== RECORD EXCERPTS ==
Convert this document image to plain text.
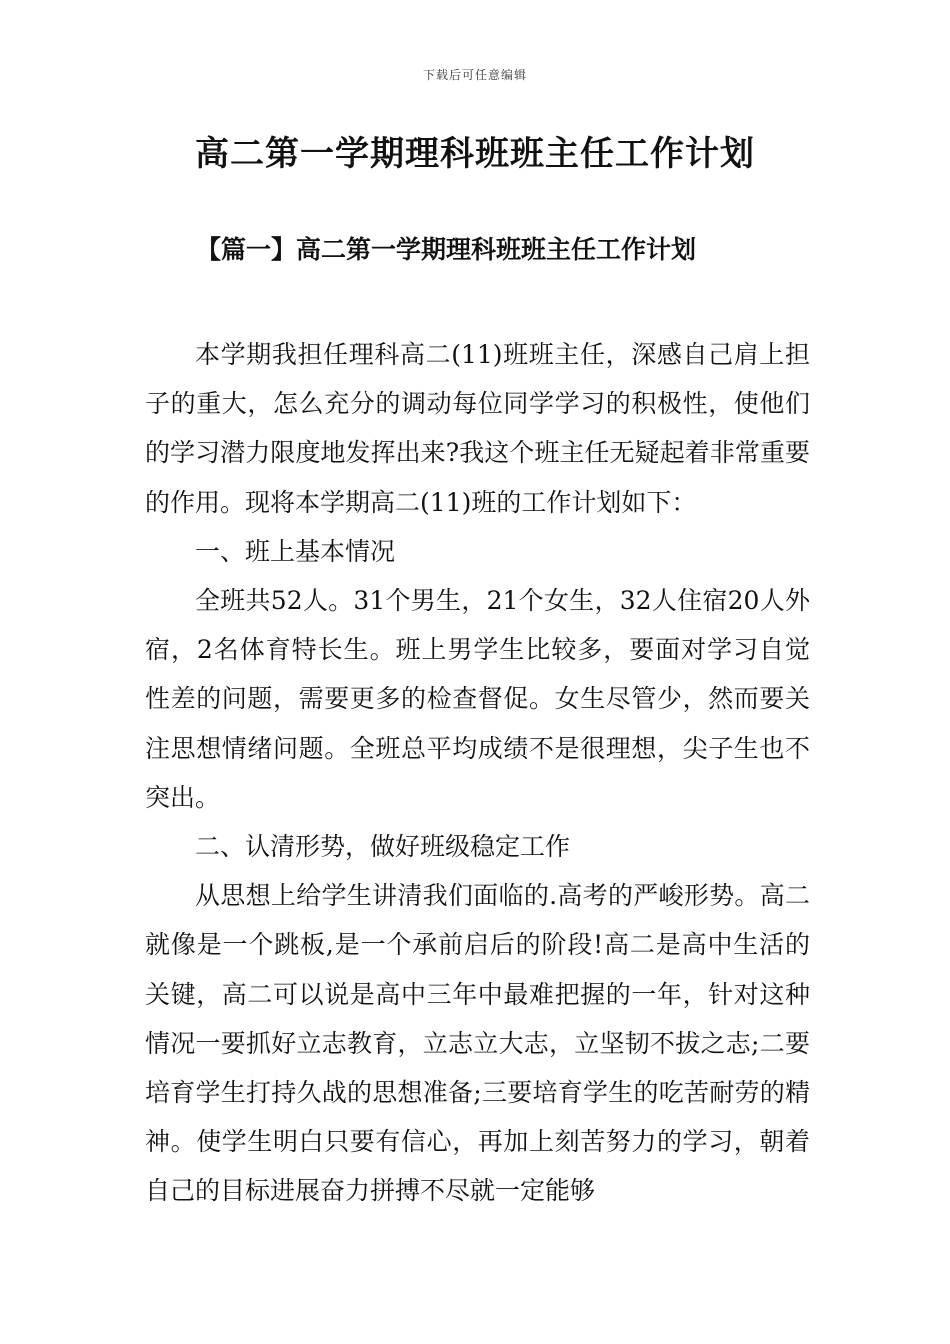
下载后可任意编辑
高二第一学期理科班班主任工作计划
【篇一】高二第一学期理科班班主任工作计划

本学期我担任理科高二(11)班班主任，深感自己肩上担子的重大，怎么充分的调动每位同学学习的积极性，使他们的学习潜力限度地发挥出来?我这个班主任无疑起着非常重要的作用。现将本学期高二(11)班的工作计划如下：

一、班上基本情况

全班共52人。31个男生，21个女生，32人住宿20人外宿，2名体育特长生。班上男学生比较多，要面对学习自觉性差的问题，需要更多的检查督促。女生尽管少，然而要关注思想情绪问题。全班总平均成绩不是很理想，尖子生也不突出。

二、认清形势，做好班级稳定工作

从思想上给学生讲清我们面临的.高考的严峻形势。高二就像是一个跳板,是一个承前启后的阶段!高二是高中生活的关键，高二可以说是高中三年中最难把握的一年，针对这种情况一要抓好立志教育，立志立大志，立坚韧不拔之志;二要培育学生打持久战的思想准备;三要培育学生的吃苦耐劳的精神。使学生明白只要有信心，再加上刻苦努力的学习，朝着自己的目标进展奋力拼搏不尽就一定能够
===
REQUIREMENT — Can you restate all the records above word for word while dropping the pictures?

EXPECTED OUTPUT —
Convert this document image to plain text.
下载后可任意编辑
高二第一学期理科班班主任工作计划
【篇一】高二第一学期理科班班主任工作计划

本学期我担任理科高二(11)班班主任，深感自己肩上担子的重大，怎么充分的调动每位同学学习的积极性，使他们的学习潜力限度地发挥出来?我这个班主任无疑起着非常重要的作用。现将本学期高二(11)班的工作计划如下：

一、班上基本情况

全班共52人。31个男生，21个女生，32人住宿20人外宿，2名体育特长生。班上男学生比较多，要面对学习自觉性差的问题，需要更多的检查督促。女生尽管少，然而要关注思想情绪问题。全班总平均成绩不是很理想，尖子生也不突出。

二、认清形势，做好班级稳定工作

从思想上给学生讲清我们面临的.高考的严峻形势。高二就像是一个跳板,是一个承前启后的阶段!高二是高中生活的关键，高二可以说是高中三年中最难把握的一年，针对这种情况一要抓好立志教育，立志立大志，立坚韧不拔之志;二要培育学生打持久战的思想准备;三要培育学生的吃苦耐劳的精神。使学生明白只要有信心，再加上刻苦努力的学习，朝着自己的目标进展奋力拼搏不尽就一定能够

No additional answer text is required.